▸ Records for the exercise
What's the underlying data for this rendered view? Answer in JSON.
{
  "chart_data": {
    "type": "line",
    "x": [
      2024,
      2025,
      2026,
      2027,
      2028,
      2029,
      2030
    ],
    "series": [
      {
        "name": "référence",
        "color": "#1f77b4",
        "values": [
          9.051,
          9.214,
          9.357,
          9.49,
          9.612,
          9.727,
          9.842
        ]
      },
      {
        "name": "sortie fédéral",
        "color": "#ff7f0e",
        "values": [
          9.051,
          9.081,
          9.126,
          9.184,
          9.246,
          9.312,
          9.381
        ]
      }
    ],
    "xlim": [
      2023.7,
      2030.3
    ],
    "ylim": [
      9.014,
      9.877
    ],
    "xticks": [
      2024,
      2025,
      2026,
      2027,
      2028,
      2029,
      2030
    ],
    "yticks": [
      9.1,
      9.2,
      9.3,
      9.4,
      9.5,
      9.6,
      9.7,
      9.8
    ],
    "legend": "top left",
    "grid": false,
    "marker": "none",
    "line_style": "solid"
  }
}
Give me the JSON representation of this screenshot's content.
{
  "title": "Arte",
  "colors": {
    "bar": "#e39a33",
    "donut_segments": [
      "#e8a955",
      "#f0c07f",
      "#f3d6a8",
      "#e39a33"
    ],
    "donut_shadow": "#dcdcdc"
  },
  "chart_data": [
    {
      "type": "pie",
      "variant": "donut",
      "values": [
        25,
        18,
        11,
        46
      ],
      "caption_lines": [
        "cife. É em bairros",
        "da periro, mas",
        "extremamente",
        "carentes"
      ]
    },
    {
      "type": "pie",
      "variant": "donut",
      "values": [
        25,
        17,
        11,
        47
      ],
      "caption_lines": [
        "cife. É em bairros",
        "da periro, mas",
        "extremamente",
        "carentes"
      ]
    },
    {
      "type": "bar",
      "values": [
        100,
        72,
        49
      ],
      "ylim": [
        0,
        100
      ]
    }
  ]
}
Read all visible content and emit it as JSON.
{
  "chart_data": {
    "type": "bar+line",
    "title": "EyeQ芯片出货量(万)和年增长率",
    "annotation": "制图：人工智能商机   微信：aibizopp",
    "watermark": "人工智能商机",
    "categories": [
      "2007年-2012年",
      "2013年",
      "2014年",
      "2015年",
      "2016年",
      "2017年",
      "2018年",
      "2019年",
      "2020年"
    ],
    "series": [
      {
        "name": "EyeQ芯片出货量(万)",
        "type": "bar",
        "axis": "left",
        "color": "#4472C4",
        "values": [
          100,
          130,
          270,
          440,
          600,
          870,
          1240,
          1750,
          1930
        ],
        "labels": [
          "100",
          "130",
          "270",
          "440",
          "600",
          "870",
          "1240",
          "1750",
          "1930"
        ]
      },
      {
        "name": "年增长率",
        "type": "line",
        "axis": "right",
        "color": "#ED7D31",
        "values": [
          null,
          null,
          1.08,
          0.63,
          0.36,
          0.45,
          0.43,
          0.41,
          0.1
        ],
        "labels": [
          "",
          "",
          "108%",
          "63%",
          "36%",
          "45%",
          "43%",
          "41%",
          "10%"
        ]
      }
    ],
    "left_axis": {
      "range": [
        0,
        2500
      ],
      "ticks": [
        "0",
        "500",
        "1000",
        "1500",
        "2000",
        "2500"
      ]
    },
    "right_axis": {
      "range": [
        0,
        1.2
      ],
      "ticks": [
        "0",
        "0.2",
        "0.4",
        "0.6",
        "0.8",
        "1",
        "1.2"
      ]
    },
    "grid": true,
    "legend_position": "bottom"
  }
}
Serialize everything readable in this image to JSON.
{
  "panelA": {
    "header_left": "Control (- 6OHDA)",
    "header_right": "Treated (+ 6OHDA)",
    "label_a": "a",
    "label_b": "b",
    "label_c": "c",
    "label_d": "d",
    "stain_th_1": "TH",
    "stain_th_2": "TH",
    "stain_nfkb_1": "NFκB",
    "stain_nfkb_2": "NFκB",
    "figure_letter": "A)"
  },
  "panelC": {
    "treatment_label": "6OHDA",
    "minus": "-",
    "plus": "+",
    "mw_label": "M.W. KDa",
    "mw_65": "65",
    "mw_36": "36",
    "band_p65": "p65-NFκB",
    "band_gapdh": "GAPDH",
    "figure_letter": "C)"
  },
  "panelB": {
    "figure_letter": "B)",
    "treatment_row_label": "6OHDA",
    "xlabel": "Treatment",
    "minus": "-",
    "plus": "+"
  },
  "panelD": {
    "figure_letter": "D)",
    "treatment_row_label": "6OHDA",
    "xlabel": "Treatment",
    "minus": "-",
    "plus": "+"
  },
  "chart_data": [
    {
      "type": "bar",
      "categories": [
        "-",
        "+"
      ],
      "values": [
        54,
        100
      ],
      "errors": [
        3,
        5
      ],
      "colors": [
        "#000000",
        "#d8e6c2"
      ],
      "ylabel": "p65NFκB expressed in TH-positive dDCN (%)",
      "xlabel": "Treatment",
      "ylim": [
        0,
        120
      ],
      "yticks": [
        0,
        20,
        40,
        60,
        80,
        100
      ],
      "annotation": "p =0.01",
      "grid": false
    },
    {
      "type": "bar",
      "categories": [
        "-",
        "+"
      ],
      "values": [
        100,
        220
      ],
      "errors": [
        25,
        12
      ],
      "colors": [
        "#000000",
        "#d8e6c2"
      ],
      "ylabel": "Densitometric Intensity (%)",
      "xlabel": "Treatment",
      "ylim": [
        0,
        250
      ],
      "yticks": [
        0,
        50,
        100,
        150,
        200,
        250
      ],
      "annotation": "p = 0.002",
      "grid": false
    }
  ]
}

▸ Stated task
Exact copies of all the records are required.

▸ Solution to this task
What's the underlying data for this rendered view? Answer in JSON.
{
  "chart_data": {
    "type": "line",
    "x": [
      2024,
      2025,
      2026,
      2027,
      2028,
      2029,
      2030
    ],
    "series": [
      {
        "name": "référence",
        "color": "#1f77b4",
        "values": [
          9.051,
          9.214,
          9.357,
          9.49,
          9.612,
          9.727,
          9.842
        ]
      },
      {
        "name": "sortie fédéral",
        "color": "#ff7f0e",
        "values": [
          9.051,
          9.081,
          9.126,
          9.184,
          9.246,
          9.312,
          9.381
        ]
      }
    ],
    "xlim": [
      2023.7,
      2030.3
    ],
    "ylim": [
      9.014,
      9.877
    ],
    "xticks": [
      2024,
      2025,
      2026,
      2027,
      2028,
      2029,
      2030
    ],
    "yticks": [
      9.1,
      9.2,
      9.3,
      9.4,
      9.5,
      9.6,
      9.7,
      9.8
    ],
    "legend": "top left",
    "grid": false,
    "marker": "none",
    "line_style": "solid"
  }
}
Give me the JSON representation of this screenshot's content.
{
  "title": "Arte",
  "colors": {
    "bar": "#e39a33",
    "donut_segments": [
      "#e8a955",
      "#f0c07f",
      "#f3d6a8",
      "#e39a33"
    ],
    "donut_shadow": "#dcdcdc"
  },
  "chart_data": [
    {
      "type": "pie",
      "variant": "donut",
      "values": [
        25,
        18,
        11,
        46
      ],
      "caption_lines": [
        "cife. É em bairros",
        "da periro, mas",
        "extremamente",
        "carentes"
      ]
    },
    {
      "type": "pie",
      "variant": "donut",
      "values": [
        25,
        17,
        11,
        47
      ],
      "caption_lines": [
        "cife. É em bairros",
        "da periro, mas",
        "extremamente",
        "carentes"
      ]
    },
    {
      "type": "bar",
      "values": [
        100,
        72,
        49
      ],
      "ylim": [
        0,
        100
      ]
    }
  ]
}
Read all visible content and emit it as JSON.
{
  "chart_data": {
    "type": "bar+line",
    "title": "EyeQ芯片出货量(万)和年增长率",
    "annotation": "制图：人工智能商机   微信：aibizopp",
    "watermark": "人工智能商机",
    "categories": [
      "2007年-2012年",
      "2013年",
      "2014年",
      "2015年",
      "2016年",
      "2017年",
      "2018年",
      "2019年",
      "2020年"
    ],
    "series": [
      {
        "name": "EyeQ芯片出货量(万)",
        "type": "bar",
        "axis": "left",
        "color": "#4472C4",
        "values": [
          100,
          130,
          270,
          440,
          600,
          870,
          1240,
          1750,
          1930
        ],
        "labels": [
          "100",
          "130",
          "270",
          "440",
          "600",
          "870",
          "1240",
          "1750",
          "1930"
        ]
      },
      {
        "name": "年增长率",
        "type": "line",
        "axis": "right",
        "color": "#ED7D31",
        "values": [
          null,
          null,
          1.08,
          0.63,
          0.36,
          0.45,
          0.43,
          0.41,
          0.1
        ],
        "labels": [
          "",
          "",
          "108%",
          "63%",
          "36%",
          "45%",
          "43%",
          "41%",
          "10%"
        ]
      }
    ],
    "left_axis": {
      "range": [
        0,
        2500
      ],
      "ticks": [
        "0",
        "500",
        "1000",
        "1500",
        "2000",
        "2500"
      ]
    },
    "right_axis": {
      "range": [
        0,
        1.2
      ],
      "ticks": [
        "0",
        "0.2",
        "0.4",
        "0.6",
        "0.8",
        "1",
        "1.2"
      ]
    },
    "grid": true,
    "legend_position": "bottom"
  }
}
Serialize everything readable in this image to JSON.
{
  "panelA": {
    "header_left": "Control (- 6OHDA)",
    "header_right": "Treated (+ 6OHDA)",
    "label_a": "a",
    "label_b": "b",
    "label_c": "c",
    "label_d": "d",
    "stain_th_1": "TH",
    "stain_th_2": "TH",
    "stain_nfkb_1": "NFκB",
    "stain_nfkb_2": "NFκB",
    "figure_letter": "A)"
  },
  "panelC": {
    "treatment_label": "6OHDA",
    "minus": "-",
    "plus": "+",
    "mw_label": "M.W. KDa",
    "mw_65": "65",
    "mw_36": "36",
    "band_p65": "p65-NFκB",
    "band_gapdh": "GAPDH",
    "figure_letter": "C)"
  },
  "panelB": {
    "figure_letter": "B)",
    "treatment_row_label": "6OHDA",
    "xlabel": "Treatment",
    "minus": "-",
    "plus": "+"
  },
  "panelD": {
    "figure_letter": "D)",
    "treatment_row_label": "6OHDA",
    "xlabel": "Treatment",
    "minus": "-",
    "plus": "+"
  },
  "chart_data": [
    {
      "type": "bar",
      "categories": [
        "-",
        "+"
      ],
      "values": [
        54,
        100
      ],
      "errors": [
        3,
        5
      ],
      "colors": [
        "#000000",
        "#d8e6c2"
      ],
      "ylabel": "p65NFκB expressed in TH-positive dDCN (%)",
      "xlabel": "Treatment",
      "ylim": [
        0,
        120
      ],
      "yticks": [
        0,
        20,
        40,
        60,
        80,
        100
      ],
      "annotation": "p =0.01",
      "grid": false
    },
    {
      "type": "bar",
      "categories": [
        "-",
        "+"
      ],
      "values": [
        100,
        220
      ],
      "errors": [
        25,
        12
      ],
      "colors": [
        "#000000",
        "#d8e6c2"
      ],
      "ylabel": "Densitometric Intensity (%)",
      "xlabel": "Treatment",
      "ylim": [
        0,
        250
      ],
      "yticks": [
        0,
        50,
        100,
        150,
        200,
        250
      ],
      "annotation": "p = 0.002",
      "grid": false
    }
  ]
}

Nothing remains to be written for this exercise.